Dataset records
================

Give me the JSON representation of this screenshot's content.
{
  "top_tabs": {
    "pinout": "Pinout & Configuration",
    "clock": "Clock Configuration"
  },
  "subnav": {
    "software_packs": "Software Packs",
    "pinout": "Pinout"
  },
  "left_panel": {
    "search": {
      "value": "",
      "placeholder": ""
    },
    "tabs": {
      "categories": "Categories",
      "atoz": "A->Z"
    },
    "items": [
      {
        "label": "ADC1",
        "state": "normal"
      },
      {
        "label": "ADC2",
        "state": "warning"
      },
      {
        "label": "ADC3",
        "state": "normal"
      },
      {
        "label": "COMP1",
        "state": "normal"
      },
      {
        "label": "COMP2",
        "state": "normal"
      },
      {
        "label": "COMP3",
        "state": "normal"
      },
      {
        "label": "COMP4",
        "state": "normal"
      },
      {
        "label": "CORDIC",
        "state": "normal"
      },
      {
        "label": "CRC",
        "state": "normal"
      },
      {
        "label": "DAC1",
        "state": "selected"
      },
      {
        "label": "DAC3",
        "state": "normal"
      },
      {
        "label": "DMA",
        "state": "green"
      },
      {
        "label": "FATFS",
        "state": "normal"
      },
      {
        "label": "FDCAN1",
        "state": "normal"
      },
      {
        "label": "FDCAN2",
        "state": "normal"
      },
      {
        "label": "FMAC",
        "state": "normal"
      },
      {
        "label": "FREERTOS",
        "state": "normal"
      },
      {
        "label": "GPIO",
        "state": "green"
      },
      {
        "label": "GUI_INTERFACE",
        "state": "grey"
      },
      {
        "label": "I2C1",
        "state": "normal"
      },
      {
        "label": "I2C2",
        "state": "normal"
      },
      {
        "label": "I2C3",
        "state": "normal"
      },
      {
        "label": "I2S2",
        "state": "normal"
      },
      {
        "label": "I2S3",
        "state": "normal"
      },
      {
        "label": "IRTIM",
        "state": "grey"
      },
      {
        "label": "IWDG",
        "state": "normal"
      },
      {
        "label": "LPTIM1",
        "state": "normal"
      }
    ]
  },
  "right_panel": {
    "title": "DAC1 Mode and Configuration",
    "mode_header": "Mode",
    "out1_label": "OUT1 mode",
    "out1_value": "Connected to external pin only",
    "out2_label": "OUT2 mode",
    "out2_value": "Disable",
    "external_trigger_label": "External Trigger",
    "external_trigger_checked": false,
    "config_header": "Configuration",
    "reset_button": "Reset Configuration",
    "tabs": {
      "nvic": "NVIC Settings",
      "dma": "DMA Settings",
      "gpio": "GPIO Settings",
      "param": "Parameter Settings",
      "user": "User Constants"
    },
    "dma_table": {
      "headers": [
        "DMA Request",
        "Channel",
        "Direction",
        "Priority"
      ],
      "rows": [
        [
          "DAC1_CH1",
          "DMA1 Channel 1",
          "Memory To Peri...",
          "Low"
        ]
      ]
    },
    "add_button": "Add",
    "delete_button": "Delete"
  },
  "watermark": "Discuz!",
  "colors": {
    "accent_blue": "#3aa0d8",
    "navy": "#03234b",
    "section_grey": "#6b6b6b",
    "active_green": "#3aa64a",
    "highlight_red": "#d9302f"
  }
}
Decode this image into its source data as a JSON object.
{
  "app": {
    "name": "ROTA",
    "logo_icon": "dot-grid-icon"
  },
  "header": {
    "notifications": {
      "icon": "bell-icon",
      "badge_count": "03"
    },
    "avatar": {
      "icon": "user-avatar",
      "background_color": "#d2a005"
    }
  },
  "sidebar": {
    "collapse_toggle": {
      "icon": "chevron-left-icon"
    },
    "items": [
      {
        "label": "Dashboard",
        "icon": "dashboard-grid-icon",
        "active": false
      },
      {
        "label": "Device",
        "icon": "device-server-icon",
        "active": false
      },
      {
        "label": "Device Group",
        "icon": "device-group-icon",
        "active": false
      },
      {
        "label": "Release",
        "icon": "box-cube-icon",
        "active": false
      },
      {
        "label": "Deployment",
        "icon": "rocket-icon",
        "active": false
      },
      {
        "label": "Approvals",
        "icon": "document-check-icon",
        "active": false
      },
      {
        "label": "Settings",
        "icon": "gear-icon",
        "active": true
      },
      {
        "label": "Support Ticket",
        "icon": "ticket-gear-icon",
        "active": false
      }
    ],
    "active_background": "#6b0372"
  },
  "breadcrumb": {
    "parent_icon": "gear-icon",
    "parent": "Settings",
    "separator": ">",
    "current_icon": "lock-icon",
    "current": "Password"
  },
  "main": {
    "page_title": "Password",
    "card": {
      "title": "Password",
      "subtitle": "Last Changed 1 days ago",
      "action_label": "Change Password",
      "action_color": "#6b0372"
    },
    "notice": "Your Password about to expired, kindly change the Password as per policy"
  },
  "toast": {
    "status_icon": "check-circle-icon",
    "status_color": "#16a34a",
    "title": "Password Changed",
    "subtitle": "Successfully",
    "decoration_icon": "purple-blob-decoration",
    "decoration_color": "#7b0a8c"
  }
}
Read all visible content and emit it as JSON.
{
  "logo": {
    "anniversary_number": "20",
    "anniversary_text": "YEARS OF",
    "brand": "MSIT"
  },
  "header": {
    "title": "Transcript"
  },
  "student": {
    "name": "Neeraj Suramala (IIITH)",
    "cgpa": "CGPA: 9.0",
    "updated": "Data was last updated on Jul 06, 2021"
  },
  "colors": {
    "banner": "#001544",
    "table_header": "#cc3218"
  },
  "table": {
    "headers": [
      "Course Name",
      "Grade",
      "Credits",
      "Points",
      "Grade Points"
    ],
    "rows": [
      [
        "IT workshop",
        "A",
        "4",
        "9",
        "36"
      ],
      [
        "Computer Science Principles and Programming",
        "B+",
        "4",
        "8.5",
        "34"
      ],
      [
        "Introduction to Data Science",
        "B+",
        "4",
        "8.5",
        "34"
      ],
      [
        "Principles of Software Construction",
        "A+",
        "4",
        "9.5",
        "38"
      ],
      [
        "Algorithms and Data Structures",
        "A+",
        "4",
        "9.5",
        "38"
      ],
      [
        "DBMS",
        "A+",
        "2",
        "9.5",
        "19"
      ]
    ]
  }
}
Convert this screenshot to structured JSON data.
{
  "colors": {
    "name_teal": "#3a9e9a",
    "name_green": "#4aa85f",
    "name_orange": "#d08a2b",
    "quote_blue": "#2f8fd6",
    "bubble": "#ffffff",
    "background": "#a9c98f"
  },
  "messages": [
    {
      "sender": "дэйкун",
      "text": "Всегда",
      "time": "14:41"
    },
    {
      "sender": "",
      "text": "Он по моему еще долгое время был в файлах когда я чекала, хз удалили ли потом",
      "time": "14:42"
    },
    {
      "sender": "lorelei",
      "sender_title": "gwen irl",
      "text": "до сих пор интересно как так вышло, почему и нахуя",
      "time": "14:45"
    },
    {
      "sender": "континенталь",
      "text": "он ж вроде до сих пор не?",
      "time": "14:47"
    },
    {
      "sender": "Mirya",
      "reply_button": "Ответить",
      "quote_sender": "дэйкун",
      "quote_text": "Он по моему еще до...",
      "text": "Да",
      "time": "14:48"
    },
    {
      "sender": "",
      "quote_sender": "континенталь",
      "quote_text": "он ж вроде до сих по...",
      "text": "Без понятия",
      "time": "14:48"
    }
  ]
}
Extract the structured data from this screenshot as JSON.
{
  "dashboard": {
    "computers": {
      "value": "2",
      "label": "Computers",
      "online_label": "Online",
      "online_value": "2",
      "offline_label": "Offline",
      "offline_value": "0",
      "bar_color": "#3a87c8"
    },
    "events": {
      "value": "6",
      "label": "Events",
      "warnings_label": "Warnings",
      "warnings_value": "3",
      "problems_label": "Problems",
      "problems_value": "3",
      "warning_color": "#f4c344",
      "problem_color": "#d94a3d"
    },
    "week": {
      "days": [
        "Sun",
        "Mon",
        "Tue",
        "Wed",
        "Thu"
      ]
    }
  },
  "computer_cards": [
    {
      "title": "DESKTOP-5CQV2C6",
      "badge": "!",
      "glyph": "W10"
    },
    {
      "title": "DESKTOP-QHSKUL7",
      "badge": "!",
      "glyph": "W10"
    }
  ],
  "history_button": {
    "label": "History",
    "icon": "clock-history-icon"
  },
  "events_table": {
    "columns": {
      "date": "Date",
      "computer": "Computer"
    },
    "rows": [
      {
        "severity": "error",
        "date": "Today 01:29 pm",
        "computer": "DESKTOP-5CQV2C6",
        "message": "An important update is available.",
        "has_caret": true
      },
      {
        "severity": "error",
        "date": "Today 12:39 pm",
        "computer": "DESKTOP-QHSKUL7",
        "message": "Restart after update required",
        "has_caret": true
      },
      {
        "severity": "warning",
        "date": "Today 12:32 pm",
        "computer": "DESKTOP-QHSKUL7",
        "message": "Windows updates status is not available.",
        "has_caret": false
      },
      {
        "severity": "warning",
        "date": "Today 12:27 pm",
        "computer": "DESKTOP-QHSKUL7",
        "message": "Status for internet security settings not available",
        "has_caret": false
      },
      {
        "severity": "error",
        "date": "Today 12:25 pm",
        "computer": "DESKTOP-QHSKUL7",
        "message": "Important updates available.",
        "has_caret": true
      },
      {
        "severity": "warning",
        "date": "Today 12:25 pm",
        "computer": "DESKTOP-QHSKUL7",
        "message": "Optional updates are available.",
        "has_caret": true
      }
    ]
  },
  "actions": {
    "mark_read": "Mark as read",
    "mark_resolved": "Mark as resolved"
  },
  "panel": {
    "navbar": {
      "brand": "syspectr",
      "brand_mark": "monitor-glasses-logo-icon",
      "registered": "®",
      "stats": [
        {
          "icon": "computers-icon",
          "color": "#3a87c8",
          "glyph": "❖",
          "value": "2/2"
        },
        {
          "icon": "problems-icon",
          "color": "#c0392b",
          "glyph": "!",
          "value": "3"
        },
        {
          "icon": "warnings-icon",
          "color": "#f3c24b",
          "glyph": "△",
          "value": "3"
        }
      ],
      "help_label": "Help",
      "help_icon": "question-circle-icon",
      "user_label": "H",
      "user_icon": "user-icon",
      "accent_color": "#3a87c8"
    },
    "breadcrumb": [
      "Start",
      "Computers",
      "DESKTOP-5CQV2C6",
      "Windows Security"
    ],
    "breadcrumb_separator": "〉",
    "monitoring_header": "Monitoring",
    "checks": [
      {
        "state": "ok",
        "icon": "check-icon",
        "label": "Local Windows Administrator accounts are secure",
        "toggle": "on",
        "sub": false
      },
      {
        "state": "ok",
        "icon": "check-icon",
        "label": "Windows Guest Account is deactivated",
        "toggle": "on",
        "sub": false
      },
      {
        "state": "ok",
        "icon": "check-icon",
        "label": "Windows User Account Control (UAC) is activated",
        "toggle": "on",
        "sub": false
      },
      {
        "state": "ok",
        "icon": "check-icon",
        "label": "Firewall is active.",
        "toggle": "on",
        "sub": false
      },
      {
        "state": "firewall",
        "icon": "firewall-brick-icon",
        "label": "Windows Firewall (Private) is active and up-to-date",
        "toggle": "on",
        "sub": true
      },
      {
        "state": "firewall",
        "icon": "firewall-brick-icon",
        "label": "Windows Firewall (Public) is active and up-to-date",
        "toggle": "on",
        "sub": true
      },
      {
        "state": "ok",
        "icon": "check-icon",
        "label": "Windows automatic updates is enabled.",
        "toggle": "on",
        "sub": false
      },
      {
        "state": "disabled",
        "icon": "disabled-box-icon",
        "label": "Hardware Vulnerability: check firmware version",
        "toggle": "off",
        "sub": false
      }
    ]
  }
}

================

Problem to work on ::
Your answer should be a single number: the count of lines containing the word "disabled".

Complete response ::
2